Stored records

..........

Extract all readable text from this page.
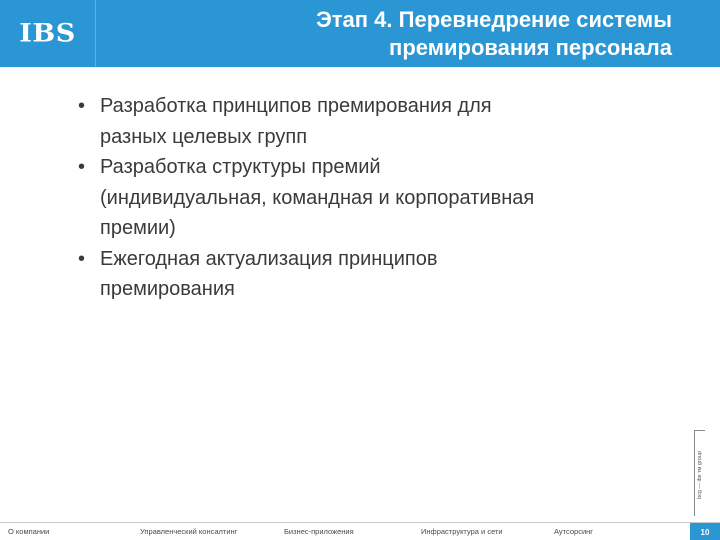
IBS	Этап 4. Перевнедрение системы
премирования персонала
• Разработка принципов премирования для
разных целевых групп
• Разработка структуры премий
(индивидуальная, командная и корпоративная
премии)
• Ежегодная актуализация принципов
премирования
bcg — ibs тм group
О компании	Управленческий консалтинг	Бизнес-приложения	Инфраструктура и сети	Аутсорсинг	10
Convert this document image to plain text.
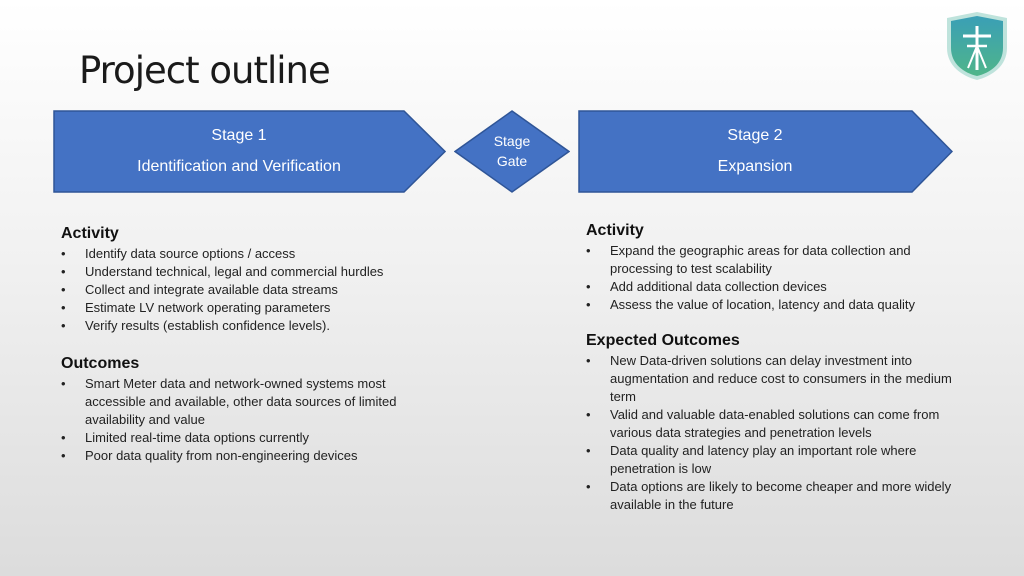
Project outline
Stage 1
Identification and Verification
Stage
Gate
Stage 2
Expansion
Activity
• Identify data source options / access
• Understand technical, legal and commercial hurdles
• Collect and integrate available data streams
• Estimate LV network operating parameters
• Verify results (establish confidence levels).
Outcomes
• Smart Meter data and network-owned systems most accessible and available, other data sources of limited availability and value
• Limited real-time data options currently
• Poor data quality from non-engineering devices
Activity
• Expand the geographic areas for data collection and processing to test scalability
• Add additional data collection devices
• Assess the value of location, latency and data quality
Expected Outcomes
• New Data-driven solutions can delay investment into augmentation and reduce cost to consumers in the medium term
• Valid and valuable data-enabled solutions can come from various data strategies and penetration levels
• Data quality and latency play an important role where penetration is low
• Data options are likely to become cheaper and more widely available in the future
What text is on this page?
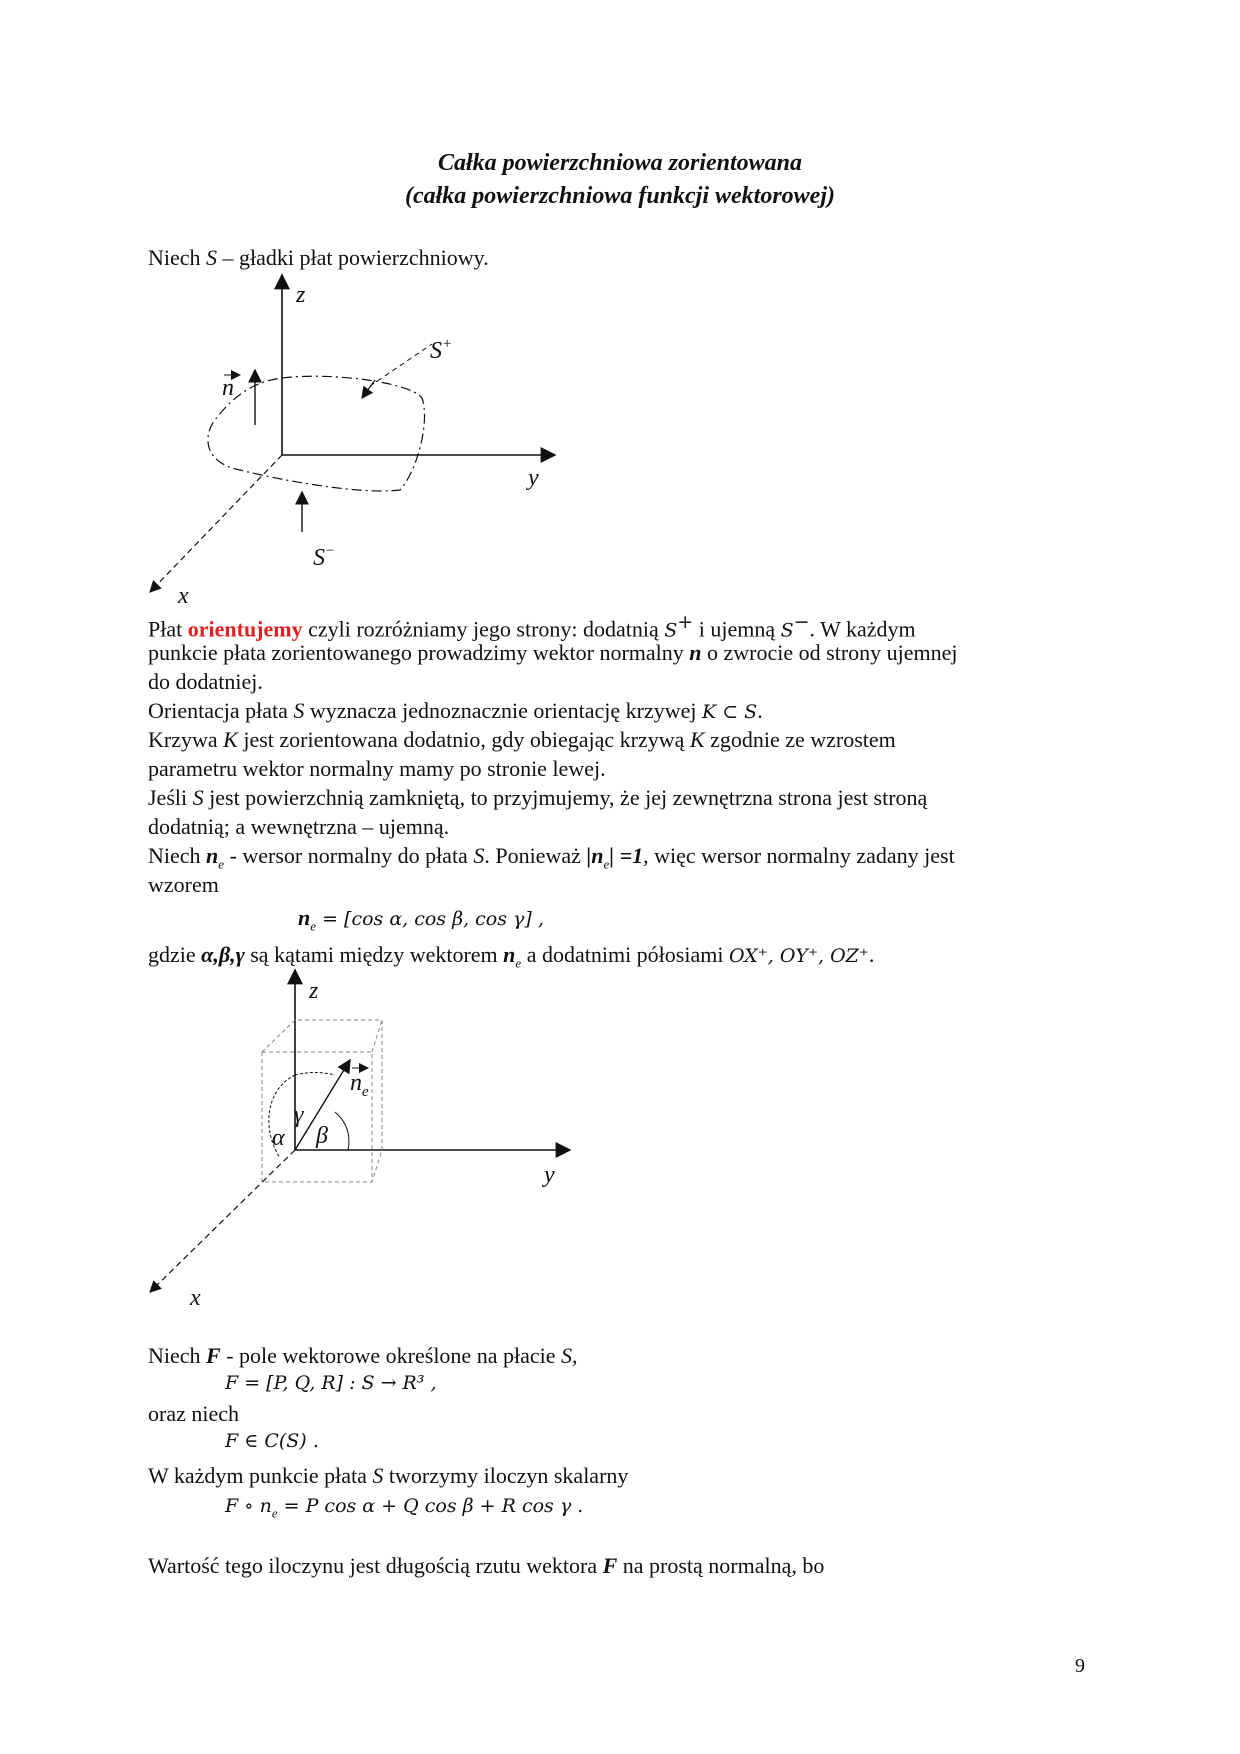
Całka powierzchniowa zorientowana
(całka powierzchniowa funkcji wektorowej)
Niech S – gładki płat powierzchniowy.
z
y
x
n
S+
S−
Płat orientujemy czyli rozróżniamy jego strony: dodatnią S+ i ujemną S−. W każdym
punkcie płata zorientowanego prowadzimy wektor normalny n o zwrocie od strony ujemnej
do dodatniej.
Orientacja płata S wyznacza jednoznacznie orientację krzywej K ⊂ S.
Krzywa K jest zorientowana dodatnio, gdy obiegając krzywą K zgodnie ze wzrostem
parametru wektor normalny mamy po stronie lewej.
Jeśli S jest powierzchnią zamkniętą, to przyjmujemy, że jej zewnętrzna strona jest stroną
dodatnią; a wewnętrzna – ujemną.
Niech $n_e$ - wersor normalny do płata S. Ponieważ $|n_e| =1$, więc wersor normalny zadany jest
wzorem
$n_e = [\cos$ α, cos β, cos γ] ,
gdzie α,β,γ są kątami między wektorem $n_e$ a dodatnimi półosiami OX⁺, OY⁺, OZ⁺.
z
y
x
$n_e$
α β
γ
Niech F - pole wektorowe określone na płacie S,
F = [P, Q, R] : S → R³ ,
oraz niech
F ∈ C(S) .
W każdym punkcie płata S tworzymy iloczyn skalarny
F ∘ $n_e = P$ cos α + Q cos β + R cos γ .
Wartość tego iloczynu jest długością rzutu wektora F na prostą normalną, bo
9
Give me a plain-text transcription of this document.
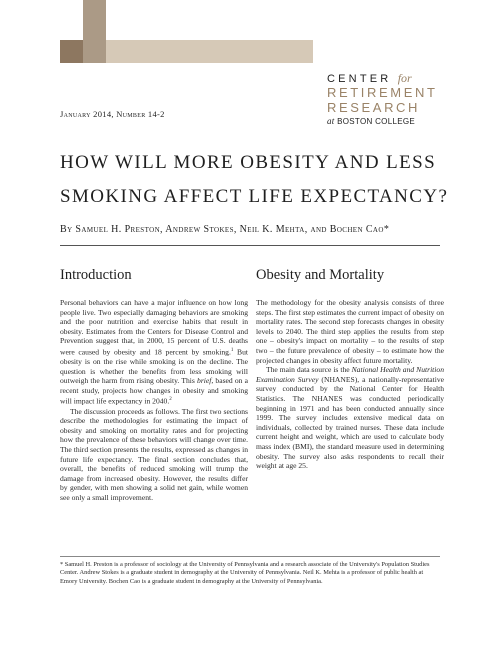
CENTER for
RETIREMENT
RESEARCH
at BOSTON COLLEGE
January 2014, Number 14-2
HOW WILL MORE OBESITY AND LESS SMOKING AFFECT LIFE EXPECTANCY?
By Samuel H. Preston, Andrew Stokes, Neil K. Mehta, and Bochen Cao*
Introduction

Personal behaviors can have a major influence on how long people live. Two especially damaging behaviors are smoking and the poor nutrition and exercise habits that result in obesity. Estimates from the Centers for Disease Control and Prevention suggest that, in 2000, 15 percent of U.S. deaths were caused by obesity and 18 percent by smoking.$^1$ But obesity is on the rise while smoking is on the decline. The question is whether the benefits from less smoking will outweigh the harm from rising obesity. This brief, based on a recent study, projects how changes in obesity and smoking will impact life expectancy in 2040.$^2$

The discussion proceeds as follows. The first two sections describe the methodologies for estimating the impact of obesity and smoking on mortality rates and for projecting how the prevalence of these behaviors will change over time. The third section presents the results, expressed as changes in future life expectancy. The final section concludes that, overall, the benefits of reduced smoking will trump the damage from increased obesity. However, the results differ by gender, with men showing a solid net gain, while women see only a small improvement.

Obesity and Mortality

The methodology for the obesity analysis consists of three steps. The first step estimates the current impact of obesity on mortality rates. The second step forecasts changes in obesity levels to 2040. The third step applies the results from step one – obesity's impact on mortality – to the results of step two – the future prevalence of obesity – to estimate how the projected changes in obesity affect future mortality.

The main data source is the National Health and Nutrition Examination Survey (NHANES), a nationally-representative survey conducted by the National Center for Health Statistics. The NHANES was conducted periodically beginning in 1971 and has been conducted annually since 1999. The survey includes extensive medical data on individuals, collected by trained nurses. These data include current height and weight, which are used to calculate body mass index (BMI), the standard measure used in determining obesity. The survey also asks respondents to recall their weight at age 25.

* Samuel H. Preston is a professor of sociology at the University of Pennsylvania and a research associate of the University's Population Studies Center. Andrew Stokes is a graduate student in demography at the University of Pennsylvania. Neil K. Mehta is a professor of public health at Emory University. Bochen Cao is a graduate student in demography at the University of Pennsylvania.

..........

» **PROMPT**
Search the records above for the string "dodatnią". Copy every line that contains it.

» **RESPONSE TO THE TASK**
Płat orientujemy czyli rozróżniamy jego strony: dodatnią S+ i ujemną S−. W każdym
dodatnią; a wewnętrzna – ujemną.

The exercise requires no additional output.